TRECHO DO DOCUMENTO
***
Ref. para o artigo original do Estadão

O Brasil tem um número de pessoas com transtornos mentais muito acima da média mundial, por exemplo, 9,3% tem problemas de ansiedade e 5,8% depressão, segundo dados da OMS, divulgados no início deste ano. Em geral vemos as pessoas alegres nas redes sociais, mas não imaginamos que uma parte significativa delas sofre com algum destes problemas.

Eu decidi escrever este post para ajudar alguém, que esteja passando por alguma dificuldade psíquica. Pela estatística é muito provável que algum leitor esteja precisando do consolo de uma palavra amiga. Você não é um maluco, e principalmente não está sozinho. Se quiser, meus contatos estão no final deste post.

Se um médico especializado fez o diagnóstico de algum transtorno psíquico em você, não deixe de tomar os remédios que ele receitou! Além dos medicamentos e psicoterapia o que me ajuda?
***
PEDIDO DE TAREFA
Copie o trecho acima sobre saúde mental do começo ao fim, sem mudar nada.

Dados estruturados da análise da página
***
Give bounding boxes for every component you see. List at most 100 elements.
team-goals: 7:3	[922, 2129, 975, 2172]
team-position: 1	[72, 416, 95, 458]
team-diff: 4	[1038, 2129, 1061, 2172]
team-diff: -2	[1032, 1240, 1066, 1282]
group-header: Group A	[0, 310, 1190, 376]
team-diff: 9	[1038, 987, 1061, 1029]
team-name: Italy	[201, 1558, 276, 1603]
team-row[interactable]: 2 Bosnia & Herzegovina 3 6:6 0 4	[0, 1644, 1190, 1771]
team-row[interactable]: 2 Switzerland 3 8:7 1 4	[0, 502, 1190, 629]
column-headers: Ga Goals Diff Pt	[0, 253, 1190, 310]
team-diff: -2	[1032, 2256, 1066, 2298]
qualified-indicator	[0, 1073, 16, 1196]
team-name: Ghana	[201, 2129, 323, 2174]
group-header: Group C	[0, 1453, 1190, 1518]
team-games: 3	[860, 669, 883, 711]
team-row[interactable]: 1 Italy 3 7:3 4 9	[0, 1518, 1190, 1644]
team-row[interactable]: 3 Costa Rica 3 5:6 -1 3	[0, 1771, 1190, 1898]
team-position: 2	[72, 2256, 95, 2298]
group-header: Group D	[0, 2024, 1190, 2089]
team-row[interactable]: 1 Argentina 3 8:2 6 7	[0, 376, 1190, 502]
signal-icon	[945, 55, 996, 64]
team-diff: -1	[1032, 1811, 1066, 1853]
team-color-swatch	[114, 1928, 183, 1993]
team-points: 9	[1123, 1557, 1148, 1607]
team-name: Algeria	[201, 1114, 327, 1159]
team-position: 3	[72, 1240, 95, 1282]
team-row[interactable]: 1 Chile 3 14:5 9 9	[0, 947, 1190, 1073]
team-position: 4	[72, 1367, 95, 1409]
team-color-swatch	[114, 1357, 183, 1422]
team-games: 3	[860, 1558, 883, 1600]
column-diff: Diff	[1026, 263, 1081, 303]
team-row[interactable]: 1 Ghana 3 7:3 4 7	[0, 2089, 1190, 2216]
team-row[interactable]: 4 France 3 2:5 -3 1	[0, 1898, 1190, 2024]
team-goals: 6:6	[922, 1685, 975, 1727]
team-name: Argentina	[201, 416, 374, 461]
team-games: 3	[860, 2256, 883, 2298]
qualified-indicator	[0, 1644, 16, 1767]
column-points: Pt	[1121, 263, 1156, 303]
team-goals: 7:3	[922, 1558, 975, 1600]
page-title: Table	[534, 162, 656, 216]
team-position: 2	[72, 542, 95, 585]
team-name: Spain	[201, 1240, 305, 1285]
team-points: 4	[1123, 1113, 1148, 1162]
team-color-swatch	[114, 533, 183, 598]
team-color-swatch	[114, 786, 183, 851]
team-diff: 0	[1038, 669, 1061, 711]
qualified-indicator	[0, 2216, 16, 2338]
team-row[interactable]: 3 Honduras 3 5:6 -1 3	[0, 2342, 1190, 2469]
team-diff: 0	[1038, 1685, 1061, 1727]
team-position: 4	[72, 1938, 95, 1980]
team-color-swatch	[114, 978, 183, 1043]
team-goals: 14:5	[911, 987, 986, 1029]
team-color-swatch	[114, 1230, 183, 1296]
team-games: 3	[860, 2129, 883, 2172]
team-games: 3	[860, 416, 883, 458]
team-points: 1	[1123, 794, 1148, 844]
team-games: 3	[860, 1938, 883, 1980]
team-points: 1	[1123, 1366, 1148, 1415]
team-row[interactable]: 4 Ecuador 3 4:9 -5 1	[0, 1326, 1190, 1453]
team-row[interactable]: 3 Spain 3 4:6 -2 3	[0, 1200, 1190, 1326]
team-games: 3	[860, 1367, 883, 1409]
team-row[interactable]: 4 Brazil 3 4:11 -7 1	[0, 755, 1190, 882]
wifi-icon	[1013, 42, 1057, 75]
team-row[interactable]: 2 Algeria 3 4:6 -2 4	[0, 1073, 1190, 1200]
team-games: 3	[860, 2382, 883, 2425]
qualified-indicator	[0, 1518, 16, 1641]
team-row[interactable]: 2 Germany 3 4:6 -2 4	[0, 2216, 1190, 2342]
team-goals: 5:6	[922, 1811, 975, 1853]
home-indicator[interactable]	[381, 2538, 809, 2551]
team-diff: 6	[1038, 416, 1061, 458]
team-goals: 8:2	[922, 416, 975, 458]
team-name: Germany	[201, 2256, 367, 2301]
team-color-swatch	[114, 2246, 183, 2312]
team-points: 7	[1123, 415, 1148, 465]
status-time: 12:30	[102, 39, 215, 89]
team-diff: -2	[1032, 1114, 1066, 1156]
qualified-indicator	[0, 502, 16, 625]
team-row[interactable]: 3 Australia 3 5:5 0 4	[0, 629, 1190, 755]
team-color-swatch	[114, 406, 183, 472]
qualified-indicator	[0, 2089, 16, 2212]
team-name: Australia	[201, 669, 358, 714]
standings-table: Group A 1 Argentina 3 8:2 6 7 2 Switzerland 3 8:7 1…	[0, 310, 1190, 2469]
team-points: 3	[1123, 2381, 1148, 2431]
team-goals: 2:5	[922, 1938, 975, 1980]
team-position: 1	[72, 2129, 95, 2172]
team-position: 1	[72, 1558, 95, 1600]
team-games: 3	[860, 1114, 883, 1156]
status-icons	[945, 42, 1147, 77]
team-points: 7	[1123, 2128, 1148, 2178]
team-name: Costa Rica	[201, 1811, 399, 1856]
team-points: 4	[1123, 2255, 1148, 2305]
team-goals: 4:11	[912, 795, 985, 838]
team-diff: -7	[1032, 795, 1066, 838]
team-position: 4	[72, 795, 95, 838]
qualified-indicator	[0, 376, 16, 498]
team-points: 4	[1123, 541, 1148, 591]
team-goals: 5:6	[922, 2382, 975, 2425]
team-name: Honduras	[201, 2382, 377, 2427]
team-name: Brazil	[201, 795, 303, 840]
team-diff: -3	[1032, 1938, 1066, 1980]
***
ESPAÇO DA RESPOSTA
Ref. para o artigo original do Estadão

O Brasil tem um número de pessoas com transtornos mentais muito acima da média mundial, por exemplo, 9,3% tem problemas de ansiedade e 5,8% depressão, segundo dados da OMS, divulgados no início deste ano. Em geral vemos as pessoas alegres nas redes sociais, mas não imaginamos que uma parte significativa delas sofre com algum destes problemas.

Eu decidi escrever este post para ajudar alguém, que esteja passando por alguma dificuldade psíquica. Pela estatística é muito provável que algum leitor esteja precisando do consolo de uma palavra amiga. Você não é um maluco, e principalmente não está sozinho. Se quiser, meus contatos estão no final deste post.

Se um médico especializado fez o diagnóstico de algum transtorno psíquico em você, não deixe de tomar os remédios que ele receitou! Além dos medicamentos e psicoterapia o que me ajuda?